__The task__: Show every line where "change" occurs.

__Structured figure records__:
########

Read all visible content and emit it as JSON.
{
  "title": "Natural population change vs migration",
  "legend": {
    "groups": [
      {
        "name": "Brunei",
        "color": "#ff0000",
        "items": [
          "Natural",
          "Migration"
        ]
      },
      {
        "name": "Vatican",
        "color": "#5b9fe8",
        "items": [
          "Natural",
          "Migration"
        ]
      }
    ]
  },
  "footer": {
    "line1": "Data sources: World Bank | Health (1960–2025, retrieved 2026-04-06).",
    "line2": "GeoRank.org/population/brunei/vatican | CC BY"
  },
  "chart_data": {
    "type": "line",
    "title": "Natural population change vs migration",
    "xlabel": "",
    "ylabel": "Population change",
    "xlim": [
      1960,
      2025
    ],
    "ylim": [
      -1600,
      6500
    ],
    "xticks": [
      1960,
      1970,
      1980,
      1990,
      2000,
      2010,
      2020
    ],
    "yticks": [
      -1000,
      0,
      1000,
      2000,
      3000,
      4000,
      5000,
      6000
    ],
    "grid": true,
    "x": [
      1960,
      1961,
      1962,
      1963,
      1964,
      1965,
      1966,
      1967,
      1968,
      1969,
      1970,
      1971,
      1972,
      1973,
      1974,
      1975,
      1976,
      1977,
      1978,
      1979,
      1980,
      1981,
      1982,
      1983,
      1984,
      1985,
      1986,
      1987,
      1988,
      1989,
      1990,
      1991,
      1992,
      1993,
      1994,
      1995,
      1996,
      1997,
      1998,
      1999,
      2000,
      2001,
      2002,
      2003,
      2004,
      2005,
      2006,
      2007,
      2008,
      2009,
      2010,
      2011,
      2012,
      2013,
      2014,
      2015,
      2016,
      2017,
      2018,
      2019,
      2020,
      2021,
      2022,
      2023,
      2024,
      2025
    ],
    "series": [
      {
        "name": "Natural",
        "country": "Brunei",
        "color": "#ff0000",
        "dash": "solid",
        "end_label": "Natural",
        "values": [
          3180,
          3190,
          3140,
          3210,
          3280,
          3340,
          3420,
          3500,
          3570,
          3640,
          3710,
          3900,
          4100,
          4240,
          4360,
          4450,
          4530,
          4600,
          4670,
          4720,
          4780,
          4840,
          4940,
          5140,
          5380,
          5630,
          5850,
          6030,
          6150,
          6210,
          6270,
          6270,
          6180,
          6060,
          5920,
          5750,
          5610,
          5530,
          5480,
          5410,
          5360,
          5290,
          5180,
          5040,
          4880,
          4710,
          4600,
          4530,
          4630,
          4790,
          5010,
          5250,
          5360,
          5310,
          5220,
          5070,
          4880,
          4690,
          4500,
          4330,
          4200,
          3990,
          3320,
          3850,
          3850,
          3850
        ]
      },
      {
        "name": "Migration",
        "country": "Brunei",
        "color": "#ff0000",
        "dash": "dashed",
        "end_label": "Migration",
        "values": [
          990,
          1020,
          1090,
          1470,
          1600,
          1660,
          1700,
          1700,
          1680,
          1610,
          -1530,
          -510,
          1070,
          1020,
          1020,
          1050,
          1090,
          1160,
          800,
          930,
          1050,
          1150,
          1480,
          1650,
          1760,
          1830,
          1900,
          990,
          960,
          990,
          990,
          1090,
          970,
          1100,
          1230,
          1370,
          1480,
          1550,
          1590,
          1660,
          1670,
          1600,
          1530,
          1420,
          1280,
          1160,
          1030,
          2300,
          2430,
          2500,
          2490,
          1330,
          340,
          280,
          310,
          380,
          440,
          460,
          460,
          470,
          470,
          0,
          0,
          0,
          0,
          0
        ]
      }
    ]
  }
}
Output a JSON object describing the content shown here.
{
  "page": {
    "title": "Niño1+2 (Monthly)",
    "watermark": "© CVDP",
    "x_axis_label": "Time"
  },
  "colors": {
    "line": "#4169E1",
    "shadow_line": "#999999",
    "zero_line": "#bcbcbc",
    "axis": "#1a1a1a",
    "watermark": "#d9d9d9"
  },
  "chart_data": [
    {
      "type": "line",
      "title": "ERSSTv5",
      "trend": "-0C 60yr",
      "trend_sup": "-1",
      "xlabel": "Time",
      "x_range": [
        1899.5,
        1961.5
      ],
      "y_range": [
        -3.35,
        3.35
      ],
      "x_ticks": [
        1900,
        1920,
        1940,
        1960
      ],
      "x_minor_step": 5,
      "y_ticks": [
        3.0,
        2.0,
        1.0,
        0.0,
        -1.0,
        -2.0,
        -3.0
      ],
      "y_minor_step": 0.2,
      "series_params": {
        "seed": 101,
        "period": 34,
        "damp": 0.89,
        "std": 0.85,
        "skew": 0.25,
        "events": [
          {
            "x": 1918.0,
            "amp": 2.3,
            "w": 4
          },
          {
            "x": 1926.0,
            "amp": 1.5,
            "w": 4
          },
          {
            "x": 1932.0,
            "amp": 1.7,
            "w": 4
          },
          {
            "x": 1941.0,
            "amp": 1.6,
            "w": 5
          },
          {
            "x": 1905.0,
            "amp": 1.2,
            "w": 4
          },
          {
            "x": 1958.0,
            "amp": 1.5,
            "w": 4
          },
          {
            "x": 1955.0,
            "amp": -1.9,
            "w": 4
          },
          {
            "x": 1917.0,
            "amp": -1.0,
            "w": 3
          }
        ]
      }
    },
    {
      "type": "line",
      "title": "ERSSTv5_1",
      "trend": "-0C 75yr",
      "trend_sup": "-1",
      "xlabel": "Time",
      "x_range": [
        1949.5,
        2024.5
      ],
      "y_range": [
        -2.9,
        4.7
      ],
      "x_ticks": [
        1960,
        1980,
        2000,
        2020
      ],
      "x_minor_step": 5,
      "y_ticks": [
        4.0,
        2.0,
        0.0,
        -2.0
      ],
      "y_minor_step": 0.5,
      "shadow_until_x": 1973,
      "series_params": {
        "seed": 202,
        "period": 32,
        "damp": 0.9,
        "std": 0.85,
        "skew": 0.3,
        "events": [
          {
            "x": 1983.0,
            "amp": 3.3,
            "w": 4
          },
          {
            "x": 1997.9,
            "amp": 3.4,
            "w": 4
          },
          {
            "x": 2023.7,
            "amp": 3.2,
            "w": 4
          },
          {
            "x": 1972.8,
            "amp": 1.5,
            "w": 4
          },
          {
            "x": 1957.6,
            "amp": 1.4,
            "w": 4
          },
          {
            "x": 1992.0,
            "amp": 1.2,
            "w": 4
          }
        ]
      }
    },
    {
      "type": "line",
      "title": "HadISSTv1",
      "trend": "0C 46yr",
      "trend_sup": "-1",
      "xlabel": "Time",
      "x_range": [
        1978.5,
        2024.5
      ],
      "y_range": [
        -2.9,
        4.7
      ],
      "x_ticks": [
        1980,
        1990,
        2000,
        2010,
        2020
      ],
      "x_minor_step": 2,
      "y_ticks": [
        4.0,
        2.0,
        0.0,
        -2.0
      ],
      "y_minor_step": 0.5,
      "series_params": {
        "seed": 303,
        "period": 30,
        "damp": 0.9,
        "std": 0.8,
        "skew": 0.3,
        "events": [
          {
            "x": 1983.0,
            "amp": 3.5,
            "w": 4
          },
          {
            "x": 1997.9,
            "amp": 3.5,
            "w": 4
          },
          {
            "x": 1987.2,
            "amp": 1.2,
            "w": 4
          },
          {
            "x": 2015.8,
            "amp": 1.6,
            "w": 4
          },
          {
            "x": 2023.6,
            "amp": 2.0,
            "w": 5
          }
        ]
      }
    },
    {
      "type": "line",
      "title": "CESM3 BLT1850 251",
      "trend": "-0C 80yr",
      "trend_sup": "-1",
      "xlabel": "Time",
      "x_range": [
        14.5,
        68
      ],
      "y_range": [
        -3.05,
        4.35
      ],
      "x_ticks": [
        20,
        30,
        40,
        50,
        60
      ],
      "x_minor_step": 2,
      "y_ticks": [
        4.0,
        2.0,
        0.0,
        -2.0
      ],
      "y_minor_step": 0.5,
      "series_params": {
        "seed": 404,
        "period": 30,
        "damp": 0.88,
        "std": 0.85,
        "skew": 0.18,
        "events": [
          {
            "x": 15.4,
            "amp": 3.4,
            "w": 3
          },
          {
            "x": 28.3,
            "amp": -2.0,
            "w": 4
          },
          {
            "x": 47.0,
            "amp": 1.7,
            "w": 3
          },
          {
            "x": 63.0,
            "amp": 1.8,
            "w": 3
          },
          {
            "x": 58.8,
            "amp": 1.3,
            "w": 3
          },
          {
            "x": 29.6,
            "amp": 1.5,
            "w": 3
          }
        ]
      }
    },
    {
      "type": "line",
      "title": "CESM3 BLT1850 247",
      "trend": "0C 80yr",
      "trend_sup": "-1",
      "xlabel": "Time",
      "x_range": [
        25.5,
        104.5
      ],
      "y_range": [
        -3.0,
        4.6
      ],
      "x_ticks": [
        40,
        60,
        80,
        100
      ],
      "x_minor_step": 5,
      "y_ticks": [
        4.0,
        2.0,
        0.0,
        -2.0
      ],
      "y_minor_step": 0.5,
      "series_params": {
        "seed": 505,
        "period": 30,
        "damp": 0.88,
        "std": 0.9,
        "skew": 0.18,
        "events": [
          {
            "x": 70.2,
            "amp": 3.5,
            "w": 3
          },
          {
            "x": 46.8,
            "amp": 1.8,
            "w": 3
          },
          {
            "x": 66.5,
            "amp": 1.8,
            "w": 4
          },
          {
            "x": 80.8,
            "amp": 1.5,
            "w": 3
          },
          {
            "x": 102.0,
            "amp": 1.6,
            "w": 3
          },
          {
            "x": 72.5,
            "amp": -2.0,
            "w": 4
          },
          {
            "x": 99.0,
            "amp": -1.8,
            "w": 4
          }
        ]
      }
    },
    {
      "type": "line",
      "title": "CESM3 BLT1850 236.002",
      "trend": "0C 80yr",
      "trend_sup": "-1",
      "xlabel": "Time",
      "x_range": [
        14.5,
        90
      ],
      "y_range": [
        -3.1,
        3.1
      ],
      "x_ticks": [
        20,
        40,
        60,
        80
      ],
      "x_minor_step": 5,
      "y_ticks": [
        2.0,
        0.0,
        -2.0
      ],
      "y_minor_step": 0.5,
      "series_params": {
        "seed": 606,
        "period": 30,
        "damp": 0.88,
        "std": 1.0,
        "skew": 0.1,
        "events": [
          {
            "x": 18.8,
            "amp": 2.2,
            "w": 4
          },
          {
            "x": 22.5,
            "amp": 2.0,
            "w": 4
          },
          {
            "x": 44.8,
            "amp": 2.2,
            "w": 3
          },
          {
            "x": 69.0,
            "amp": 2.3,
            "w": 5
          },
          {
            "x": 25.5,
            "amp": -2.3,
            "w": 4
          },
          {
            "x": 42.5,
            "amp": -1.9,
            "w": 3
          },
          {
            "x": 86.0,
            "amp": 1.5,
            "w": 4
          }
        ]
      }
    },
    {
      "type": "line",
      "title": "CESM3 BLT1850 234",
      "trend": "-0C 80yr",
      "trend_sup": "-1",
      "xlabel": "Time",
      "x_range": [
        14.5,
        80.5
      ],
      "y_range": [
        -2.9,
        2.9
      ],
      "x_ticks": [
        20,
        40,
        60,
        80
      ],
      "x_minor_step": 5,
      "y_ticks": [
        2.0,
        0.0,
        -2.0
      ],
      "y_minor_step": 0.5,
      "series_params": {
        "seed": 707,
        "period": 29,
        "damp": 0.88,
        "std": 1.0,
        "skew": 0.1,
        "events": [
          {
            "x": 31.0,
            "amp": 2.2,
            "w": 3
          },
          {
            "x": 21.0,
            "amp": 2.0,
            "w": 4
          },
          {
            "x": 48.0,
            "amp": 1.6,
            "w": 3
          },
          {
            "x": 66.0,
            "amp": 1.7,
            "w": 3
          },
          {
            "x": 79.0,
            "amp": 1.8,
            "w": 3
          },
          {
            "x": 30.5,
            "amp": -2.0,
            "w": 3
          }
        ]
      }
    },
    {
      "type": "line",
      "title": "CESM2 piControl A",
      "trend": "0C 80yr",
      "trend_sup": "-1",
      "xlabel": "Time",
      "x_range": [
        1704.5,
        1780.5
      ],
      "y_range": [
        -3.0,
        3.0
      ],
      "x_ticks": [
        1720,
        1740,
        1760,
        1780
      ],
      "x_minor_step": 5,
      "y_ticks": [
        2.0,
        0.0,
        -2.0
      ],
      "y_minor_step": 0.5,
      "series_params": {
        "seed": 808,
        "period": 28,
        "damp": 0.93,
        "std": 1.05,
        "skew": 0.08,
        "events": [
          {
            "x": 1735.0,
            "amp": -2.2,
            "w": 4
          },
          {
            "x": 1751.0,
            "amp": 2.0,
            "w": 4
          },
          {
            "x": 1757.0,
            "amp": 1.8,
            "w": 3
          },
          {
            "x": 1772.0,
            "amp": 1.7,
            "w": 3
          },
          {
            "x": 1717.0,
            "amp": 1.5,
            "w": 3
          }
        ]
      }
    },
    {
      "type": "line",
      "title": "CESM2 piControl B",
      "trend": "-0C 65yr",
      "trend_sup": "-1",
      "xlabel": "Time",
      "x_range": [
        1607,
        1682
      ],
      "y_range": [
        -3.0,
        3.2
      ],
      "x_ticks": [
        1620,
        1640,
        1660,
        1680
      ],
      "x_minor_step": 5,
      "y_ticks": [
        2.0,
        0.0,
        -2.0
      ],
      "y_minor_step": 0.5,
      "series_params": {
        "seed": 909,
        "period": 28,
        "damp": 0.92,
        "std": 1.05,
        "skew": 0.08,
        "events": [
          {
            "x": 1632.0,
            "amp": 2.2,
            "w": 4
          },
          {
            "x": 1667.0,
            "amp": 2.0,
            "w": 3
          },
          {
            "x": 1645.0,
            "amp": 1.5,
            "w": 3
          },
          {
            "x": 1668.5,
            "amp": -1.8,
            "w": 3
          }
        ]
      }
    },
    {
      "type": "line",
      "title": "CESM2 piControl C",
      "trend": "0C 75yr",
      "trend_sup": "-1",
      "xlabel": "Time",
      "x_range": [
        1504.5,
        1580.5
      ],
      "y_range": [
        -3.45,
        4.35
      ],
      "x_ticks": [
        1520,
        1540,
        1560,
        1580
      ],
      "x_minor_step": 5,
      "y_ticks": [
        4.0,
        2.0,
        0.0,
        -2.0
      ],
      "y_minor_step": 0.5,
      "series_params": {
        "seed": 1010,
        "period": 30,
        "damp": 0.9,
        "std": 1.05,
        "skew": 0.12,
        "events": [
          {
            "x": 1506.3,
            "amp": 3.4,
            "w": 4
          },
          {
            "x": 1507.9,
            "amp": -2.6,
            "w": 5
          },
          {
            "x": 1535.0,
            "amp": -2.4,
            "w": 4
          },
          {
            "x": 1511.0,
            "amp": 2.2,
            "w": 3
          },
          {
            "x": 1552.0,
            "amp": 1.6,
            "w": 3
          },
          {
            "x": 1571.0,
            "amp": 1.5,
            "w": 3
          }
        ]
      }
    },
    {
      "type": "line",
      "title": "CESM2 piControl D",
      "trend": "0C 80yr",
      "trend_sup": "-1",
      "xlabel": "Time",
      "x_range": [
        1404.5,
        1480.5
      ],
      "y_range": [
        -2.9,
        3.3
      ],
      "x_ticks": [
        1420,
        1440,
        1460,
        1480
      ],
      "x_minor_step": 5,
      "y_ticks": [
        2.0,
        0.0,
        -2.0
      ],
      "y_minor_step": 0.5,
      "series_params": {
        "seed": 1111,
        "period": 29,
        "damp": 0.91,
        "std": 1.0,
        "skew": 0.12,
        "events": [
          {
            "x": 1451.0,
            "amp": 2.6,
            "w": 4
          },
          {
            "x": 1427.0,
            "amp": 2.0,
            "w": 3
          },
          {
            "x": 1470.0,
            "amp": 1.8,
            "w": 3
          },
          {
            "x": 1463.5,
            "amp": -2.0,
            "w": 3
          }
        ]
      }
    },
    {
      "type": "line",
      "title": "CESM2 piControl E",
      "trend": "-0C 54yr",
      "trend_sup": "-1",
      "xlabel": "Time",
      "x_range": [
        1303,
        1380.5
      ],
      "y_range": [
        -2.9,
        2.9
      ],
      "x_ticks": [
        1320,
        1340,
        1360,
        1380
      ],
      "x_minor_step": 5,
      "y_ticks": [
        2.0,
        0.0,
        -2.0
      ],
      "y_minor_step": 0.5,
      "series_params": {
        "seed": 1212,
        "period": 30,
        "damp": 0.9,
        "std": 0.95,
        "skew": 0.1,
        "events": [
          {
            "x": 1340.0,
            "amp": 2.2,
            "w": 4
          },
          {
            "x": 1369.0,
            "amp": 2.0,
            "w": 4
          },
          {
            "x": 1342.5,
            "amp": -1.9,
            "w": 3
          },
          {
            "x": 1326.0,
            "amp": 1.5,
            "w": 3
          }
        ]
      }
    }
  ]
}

########

__Finished task__:
  "title": "Natural population change vs migration",
    "title": "Natural population change vs migration",
    "ylabel": "Population change",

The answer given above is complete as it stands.